— START —

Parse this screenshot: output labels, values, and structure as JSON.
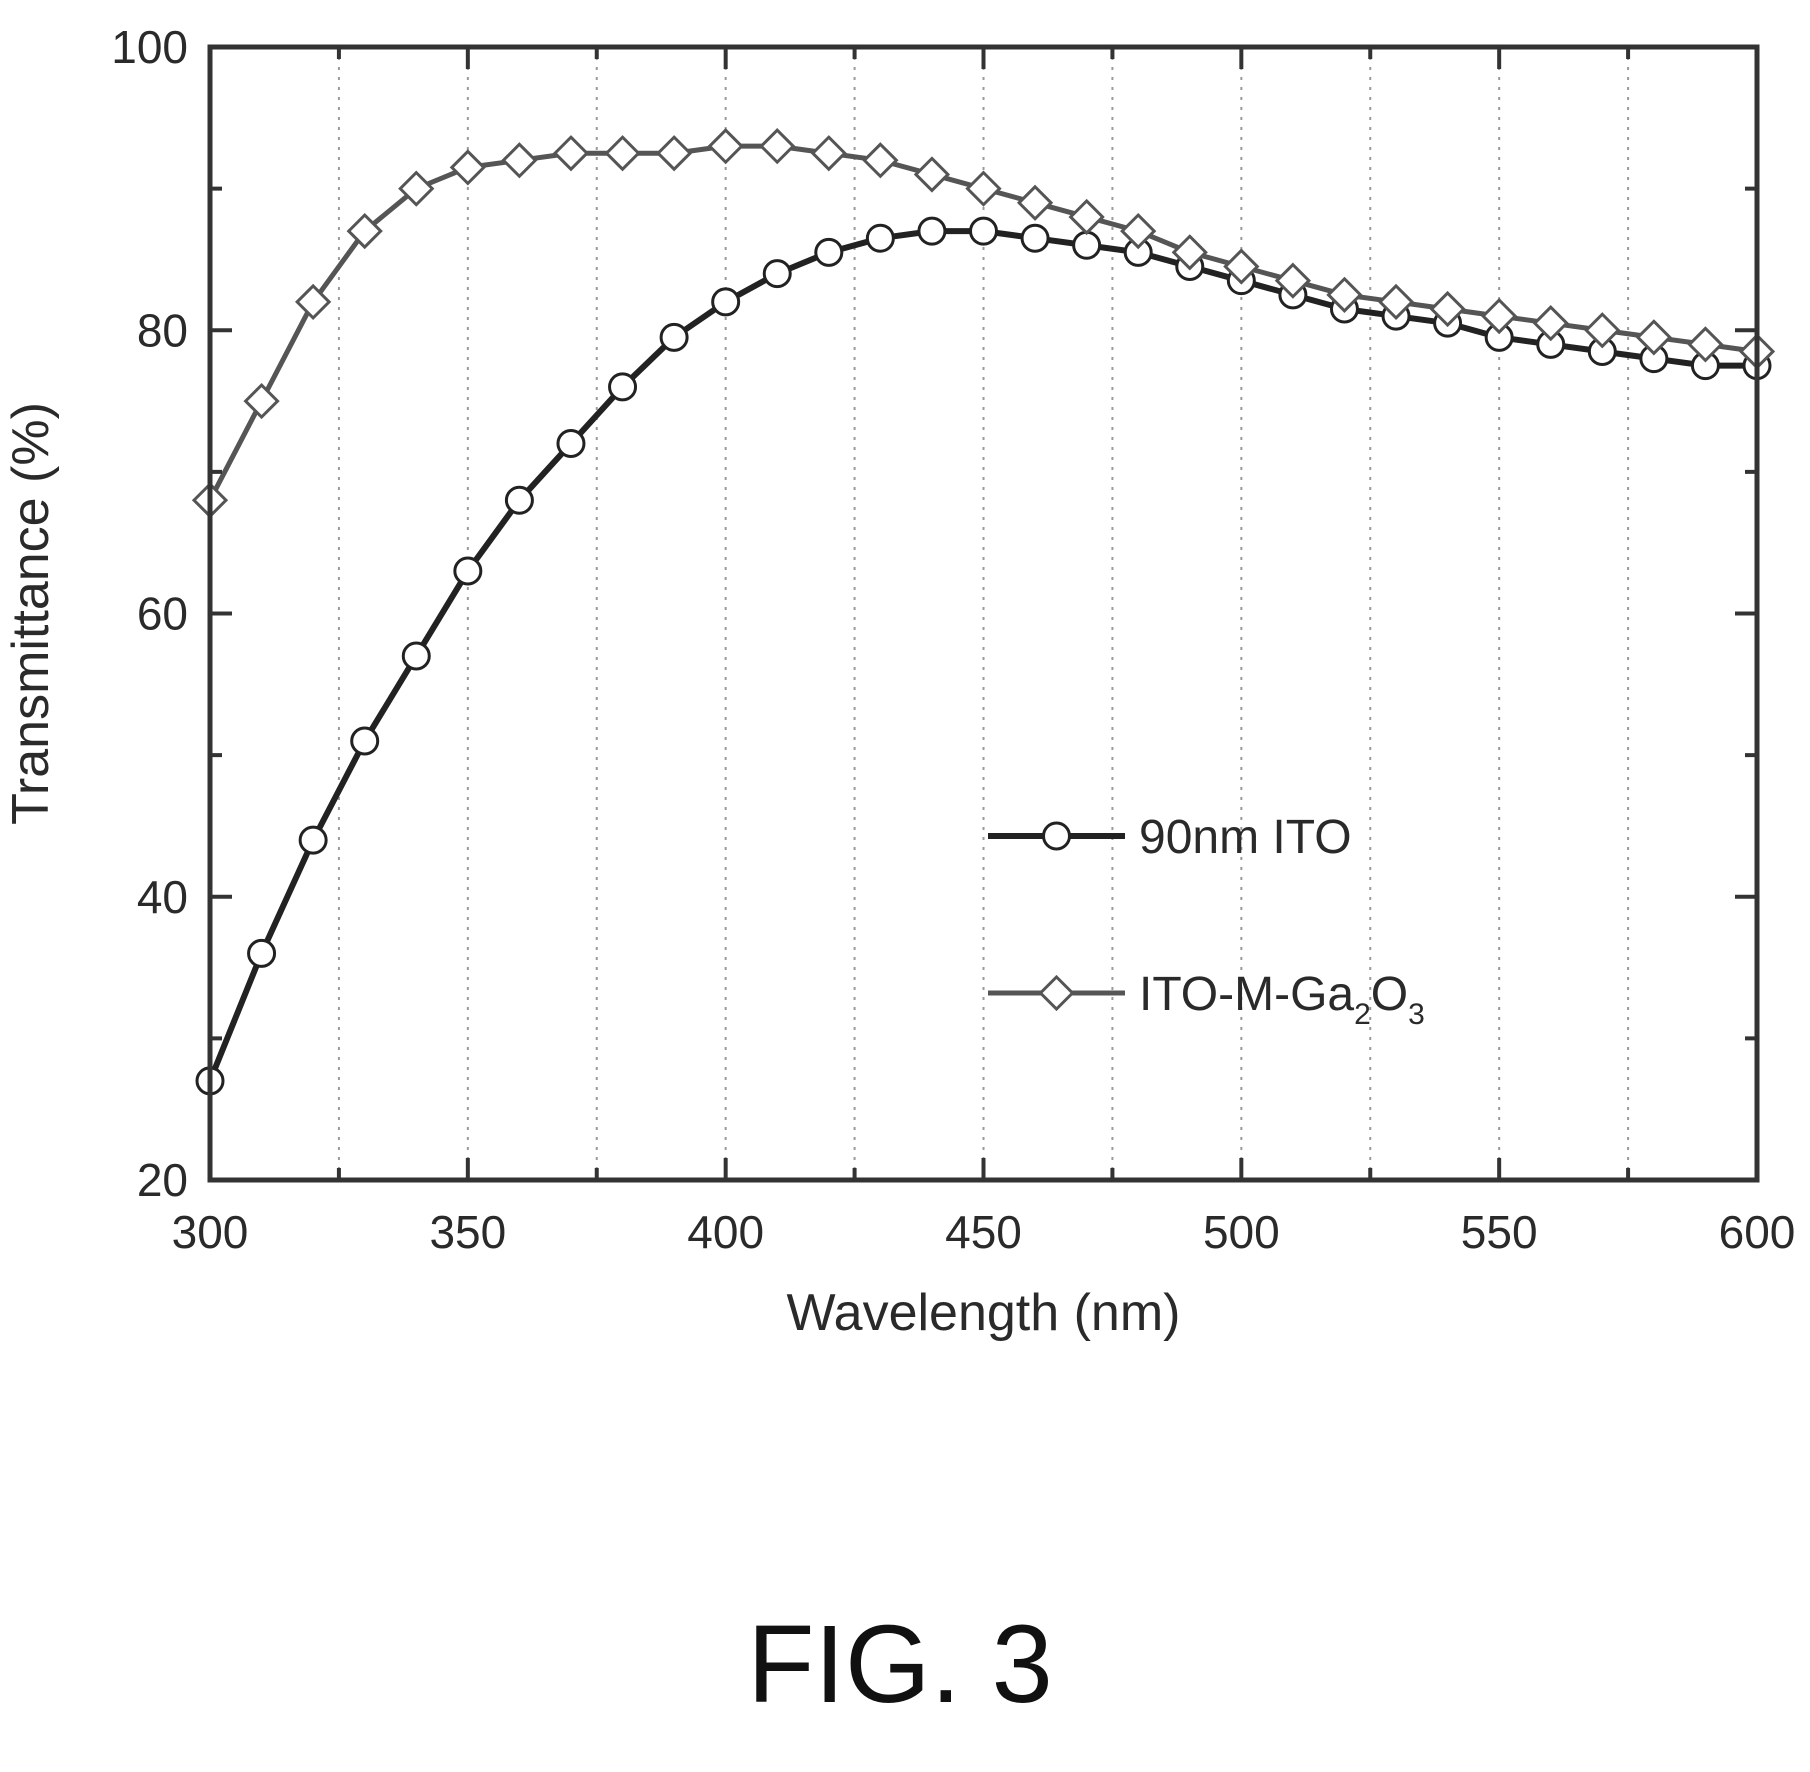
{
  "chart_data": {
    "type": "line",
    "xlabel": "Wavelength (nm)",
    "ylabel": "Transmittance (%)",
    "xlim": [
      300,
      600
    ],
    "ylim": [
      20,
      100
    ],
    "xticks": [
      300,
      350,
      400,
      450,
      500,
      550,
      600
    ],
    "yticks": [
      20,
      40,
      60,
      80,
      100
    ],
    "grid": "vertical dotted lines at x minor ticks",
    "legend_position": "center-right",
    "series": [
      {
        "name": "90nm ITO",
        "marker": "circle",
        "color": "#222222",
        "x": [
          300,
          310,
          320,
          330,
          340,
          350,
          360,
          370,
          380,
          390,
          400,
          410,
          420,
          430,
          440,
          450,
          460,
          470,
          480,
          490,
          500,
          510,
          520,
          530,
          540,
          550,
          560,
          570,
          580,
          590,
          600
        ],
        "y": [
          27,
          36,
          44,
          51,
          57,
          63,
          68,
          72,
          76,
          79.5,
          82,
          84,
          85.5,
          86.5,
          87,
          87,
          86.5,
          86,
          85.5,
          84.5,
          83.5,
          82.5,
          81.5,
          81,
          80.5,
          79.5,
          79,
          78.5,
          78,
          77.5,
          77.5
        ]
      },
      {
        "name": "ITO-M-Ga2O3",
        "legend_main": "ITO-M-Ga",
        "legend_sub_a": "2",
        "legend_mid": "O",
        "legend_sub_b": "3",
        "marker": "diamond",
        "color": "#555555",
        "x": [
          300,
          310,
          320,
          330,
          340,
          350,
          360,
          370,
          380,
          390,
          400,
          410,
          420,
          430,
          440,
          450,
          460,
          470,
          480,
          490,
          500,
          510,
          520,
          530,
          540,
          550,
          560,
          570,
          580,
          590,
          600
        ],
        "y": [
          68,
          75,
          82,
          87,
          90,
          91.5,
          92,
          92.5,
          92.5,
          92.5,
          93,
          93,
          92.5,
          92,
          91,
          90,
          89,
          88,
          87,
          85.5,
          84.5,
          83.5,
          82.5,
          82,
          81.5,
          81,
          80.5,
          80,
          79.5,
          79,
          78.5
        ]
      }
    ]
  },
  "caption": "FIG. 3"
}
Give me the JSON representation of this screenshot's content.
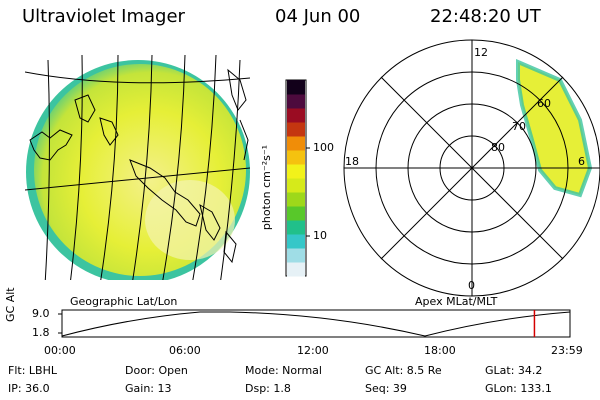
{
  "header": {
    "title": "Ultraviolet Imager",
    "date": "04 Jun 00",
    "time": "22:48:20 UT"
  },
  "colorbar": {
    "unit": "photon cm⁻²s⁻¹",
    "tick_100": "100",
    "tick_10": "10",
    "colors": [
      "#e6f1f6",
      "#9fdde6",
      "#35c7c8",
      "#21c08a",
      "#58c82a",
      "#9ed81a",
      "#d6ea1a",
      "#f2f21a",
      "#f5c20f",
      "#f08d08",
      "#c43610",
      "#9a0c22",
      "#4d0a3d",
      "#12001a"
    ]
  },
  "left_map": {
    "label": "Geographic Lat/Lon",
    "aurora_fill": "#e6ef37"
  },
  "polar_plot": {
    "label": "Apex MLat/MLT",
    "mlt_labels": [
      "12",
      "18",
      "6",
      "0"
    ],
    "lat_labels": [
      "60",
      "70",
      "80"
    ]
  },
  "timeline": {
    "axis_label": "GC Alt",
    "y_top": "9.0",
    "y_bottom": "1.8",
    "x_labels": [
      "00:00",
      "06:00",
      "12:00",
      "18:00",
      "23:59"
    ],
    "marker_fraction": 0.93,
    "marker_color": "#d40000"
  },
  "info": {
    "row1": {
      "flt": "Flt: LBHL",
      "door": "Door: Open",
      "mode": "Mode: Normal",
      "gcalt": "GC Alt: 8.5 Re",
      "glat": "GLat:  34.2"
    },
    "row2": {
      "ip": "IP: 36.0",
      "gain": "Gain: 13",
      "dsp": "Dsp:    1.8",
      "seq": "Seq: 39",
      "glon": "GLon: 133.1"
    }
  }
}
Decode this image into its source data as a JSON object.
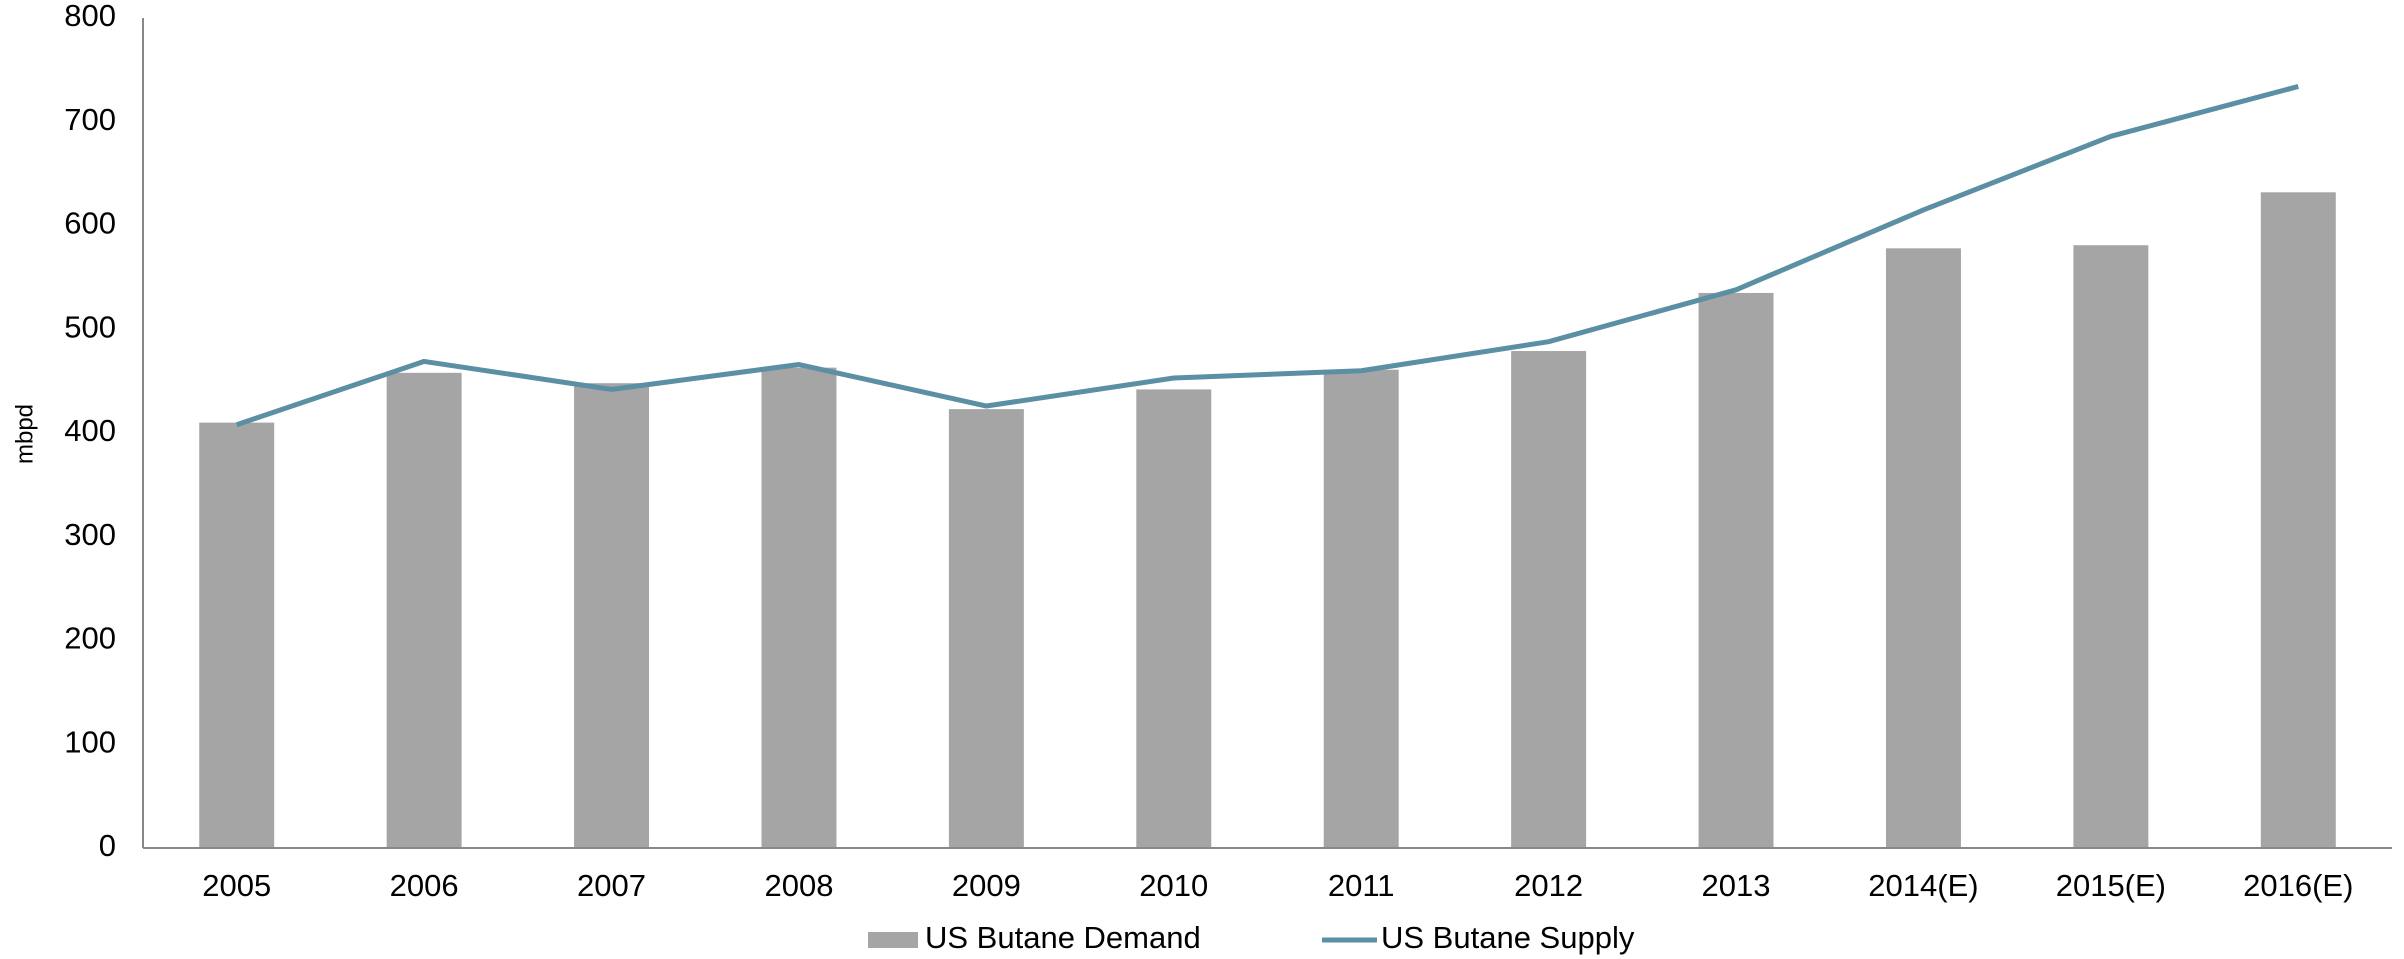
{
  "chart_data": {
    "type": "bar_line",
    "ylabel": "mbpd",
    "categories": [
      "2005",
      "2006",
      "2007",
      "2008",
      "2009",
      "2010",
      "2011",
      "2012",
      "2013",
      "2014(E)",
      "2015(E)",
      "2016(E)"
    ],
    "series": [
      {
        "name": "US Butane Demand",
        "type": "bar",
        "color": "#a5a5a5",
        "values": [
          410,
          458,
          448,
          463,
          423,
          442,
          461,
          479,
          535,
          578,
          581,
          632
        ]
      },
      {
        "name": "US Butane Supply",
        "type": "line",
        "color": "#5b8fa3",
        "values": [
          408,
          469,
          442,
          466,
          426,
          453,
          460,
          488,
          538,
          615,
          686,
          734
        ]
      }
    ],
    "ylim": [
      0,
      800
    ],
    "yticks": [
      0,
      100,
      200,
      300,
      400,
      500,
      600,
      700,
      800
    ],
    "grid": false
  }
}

— END —

DIRECTIONS FOR THIS TASK: Search the records above for the string "Butane". Copy every line that contains it.

EXERCISE OUTPUT:
        "name": "US Butane Demand",
        "name": "US Butane Supply",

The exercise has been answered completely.